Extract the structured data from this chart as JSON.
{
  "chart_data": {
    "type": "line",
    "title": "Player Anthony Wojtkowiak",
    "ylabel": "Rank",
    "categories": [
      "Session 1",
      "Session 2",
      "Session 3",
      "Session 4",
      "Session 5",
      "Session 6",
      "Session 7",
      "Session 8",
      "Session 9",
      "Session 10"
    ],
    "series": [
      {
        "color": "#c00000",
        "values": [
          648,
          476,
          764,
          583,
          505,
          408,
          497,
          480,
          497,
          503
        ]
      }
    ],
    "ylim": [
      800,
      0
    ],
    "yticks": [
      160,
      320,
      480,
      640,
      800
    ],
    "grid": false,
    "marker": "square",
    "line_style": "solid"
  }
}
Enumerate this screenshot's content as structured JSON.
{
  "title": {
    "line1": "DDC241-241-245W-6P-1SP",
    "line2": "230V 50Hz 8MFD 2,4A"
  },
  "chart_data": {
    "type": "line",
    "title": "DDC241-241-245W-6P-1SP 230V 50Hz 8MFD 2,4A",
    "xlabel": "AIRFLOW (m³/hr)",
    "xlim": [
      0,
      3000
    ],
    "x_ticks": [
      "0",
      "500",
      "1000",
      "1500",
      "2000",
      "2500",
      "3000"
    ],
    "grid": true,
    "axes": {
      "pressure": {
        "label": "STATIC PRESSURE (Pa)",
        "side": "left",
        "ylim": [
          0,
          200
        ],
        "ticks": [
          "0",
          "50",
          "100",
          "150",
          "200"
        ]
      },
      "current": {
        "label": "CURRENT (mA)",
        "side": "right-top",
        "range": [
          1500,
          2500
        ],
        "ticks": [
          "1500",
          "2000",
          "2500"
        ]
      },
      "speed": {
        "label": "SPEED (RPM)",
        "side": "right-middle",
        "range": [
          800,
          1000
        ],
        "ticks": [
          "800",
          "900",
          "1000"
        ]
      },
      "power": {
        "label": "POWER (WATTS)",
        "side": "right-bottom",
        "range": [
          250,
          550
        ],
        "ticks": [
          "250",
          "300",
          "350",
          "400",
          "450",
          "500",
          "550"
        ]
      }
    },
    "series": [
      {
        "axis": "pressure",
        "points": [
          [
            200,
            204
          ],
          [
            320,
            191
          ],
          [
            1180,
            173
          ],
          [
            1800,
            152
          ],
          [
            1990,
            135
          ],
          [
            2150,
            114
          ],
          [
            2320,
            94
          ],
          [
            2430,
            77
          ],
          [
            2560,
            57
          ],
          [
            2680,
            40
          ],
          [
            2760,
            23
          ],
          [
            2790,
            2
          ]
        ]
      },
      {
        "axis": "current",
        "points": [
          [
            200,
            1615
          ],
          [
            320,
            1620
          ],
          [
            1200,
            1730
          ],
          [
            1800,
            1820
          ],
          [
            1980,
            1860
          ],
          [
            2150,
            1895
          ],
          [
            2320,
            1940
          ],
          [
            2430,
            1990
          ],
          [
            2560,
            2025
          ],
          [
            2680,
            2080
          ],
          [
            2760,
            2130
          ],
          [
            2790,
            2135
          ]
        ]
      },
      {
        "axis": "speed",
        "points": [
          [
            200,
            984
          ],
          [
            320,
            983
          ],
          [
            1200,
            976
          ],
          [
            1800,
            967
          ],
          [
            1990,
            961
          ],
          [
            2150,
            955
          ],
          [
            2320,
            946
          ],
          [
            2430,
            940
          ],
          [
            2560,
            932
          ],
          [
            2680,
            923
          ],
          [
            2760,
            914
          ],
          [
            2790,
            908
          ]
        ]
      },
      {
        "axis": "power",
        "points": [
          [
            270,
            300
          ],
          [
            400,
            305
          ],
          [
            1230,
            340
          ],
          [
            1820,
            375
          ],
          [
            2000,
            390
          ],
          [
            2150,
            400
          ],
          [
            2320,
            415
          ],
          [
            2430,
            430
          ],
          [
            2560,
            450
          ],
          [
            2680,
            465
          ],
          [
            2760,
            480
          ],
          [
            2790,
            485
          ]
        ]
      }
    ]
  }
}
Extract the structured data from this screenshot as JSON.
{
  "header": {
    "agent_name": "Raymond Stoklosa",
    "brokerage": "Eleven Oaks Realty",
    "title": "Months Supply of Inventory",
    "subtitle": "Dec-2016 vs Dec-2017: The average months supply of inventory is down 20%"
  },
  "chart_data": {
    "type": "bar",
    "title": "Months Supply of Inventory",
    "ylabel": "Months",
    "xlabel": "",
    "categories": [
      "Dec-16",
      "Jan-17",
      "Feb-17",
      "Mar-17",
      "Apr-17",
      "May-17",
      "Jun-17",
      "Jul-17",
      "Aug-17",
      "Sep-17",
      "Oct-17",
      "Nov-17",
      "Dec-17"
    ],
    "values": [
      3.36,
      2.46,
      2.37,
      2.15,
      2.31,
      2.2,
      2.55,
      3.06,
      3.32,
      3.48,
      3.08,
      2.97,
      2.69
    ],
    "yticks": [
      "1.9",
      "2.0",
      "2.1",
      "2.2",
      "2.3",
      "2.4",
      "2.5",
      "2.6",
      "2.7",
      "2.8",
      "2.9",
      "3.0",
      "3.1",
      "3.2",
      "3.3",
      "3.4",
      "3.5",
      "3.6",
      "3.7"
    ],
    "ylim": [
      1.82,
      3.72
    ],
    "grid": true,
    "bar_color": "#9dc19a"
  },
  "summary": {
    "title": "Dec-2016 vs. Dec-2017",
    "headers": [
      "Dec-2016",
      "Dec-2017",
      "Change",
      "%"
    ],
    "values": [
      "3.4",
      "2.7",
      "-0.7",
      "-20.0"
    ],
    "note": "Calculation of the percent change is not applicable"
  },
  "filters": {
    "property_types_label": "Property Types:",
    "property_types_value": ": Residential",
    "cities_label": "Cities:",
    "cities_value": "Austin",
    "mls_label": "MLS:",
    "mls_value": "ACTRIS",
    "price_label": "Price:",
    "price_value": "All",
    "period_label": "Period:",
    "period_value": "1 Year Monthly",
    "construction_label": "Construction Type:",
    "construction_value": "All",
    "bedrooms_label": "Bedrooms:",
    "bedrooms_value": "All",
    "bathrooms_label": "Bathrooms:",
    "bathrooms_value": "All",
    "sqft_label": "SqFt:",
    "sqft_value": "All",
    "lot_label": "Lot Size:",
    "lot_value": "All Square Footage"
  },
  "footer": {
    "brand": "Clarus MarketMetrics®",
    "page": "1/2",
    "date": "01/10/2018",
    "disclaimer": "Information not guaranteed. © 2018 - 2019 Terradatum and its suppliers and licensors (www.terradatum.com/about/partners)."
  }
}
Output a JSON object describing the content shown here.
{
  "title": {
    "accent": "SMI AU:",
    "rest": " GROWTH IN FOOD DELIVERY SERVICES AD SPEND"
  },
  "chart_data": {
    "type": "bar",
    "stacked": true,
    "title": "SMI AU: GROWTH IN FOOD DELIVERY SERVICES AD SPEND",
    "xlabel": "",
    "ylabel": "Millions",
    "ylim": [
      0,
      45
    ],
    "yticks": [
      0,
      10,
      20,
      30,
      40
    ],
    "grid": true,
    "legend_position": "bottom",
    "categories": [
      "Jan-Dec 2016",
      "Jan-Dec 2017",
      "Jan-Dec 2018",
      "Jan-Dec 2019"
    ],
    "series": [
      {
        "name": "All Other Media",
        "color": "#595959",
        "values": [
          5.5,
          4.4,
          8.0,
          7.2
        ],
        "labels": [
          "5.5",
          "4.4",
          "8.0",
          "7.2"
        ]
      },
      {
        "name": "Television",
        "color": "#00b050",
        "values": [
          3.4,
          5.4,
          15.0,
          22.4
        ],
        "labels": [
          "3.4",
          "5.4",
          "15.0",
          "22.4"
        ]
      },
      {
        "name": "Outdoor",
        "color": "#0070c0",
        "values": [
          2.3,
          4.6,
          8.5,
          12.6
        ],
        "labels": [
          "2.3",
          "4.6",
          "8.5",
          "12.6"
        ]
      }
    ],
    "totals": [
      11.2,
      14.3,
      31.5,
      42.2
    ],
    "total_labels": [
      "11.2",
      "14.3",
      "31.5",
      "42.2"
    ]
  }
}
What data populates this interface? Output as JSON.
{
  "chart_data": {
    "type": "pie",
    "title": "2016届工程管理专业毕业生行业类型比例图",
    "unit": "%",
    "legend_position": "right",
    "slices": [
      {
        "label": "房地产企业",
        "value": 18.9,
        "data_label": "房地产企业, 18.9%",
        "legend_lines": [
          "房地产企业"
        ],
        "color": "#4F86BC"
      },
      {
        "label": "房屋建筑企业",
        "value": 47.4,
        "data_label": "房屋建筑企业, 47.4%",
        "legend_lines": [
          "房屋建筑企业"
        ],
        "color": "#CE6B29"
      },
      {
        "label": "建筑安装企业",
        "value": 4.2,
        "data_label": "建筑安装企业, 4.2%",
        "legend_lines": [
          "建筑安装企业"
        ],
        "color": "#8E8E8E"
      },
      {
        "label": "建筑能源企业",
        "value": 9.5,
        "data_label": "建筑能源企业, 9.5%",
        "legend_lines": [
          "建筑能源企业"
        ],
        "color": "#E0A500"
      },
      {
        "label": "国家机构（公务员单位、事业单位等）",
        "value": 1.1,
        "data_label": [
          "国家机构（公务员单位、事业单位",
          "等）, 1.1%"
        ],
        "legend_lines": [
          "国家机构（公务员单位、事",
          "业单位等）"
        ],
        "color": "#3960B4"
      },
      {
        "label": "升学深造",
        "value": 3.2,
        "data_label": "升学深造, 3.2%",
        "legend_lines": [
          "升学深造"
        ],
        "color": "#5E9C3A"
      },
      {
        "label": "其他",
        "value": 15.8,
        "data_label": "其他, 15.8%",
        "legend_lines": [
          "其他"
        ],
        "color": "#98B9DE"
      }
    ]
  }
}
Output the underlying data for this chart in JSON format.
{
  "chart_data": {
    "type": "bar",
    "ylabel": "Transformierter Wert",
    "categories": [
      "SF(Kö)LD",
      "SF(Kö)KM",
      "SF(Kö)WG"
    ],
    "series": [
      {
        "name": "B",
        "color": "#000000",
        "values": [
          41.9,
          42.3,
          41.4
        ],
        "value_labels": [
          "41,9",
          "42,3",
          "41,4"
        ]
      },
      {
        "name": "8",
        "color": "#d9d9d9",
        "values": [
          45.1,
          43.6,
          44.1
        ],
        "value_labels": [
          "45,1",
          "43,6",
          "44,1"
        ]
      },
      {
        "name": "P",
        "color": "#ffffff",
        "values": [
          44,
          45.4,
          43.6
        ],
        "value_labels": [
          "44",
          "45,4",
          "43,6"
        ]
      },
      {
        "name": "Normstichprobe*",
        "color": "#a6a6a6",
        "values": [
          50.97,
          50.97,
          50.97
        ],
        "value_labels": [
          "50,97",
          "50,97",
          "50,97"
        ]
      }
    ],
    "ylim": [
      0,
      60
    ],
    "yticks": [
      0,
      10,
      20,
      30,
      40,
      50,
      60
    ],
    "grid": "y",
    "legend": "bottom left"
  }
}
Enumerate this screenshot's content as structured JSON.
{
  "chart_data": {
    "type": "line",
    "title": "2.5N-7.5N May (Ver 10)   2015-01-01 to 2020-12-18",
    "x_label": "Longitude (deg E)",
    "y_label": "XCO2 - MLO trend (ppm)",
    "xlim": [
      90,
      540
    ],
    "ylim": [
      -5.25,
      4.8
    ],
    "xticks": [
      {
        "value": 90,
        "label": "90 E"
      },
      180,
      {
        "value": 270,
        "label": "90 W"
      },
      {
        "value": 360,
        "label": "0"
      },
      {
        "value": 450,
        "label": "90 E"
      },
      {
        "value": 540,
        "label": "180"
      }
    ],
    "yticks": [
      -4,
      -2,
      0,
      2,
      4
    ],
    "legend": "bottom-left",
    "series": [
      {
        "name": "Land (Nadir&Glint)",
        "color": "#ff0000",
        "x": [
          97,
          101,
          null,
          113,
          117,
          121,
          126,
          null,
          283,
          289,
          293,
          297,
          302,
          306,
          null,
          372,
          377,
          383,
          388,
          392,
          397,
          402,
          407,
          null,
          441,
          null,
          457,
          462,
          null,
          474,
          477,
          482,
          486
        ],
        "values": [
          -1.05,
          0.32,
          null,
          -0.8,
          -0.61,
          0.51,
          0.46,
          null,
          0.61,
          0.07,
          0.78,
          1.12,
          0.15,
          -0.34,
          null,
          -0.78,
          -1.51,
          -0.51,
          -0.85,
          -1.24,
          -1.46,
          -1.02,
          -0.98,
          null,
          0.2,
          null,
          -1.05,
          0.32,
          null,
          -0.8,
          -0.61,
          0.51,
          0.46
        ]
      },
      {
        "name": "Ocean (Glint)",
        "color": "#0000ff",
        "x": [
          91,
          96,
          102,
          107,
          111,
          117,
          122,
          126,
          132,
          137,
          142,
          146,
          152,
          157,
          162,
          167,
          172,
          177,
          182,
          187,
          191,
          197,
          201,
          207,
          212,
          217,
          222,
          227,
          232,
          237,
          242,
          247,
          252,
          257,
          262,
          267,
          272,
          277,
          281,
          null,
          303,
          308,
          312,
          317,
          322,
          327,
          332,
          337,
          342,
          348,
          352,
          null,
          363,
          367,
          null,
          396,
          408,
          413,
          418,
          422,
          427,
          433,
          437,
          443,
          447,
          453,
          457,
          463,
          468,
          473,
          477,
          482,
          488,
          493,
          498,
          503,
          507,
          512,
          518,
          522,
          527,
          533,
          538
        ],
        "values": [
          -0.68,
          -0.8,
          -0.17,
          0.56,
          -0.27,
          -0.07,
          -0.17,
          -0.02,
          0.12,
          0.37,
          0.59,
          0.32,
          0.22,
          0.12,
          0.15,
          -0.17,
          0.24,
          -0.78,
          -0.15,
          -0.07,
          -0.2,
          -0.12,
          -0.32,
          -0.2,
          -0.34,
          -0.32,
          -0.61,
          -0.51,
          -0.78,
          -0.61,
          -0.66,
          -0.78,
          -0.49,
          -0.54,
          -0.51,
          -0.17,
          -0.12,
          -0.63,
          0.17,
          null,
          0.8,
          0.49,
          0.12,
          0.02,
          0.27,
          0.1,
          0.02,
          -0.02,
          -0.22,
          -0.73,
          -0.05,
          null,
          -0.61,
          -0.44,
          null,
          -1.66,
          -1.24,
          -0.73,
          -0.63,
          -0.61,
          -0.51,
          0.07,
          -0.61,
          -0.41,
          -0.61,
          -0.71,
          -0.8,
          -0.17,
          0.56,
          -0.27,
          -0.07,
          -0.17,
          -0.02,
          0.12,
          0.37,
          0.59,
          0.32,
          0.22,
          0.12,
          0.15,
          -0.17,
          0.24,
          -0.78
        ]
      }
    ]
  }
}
◇ ◇ ◇ ◇ ◇
* [What to produce]
Compute the number of lines above that contain the string "房地产企业". Reply with that value only.

* [Answer for this exercise]
3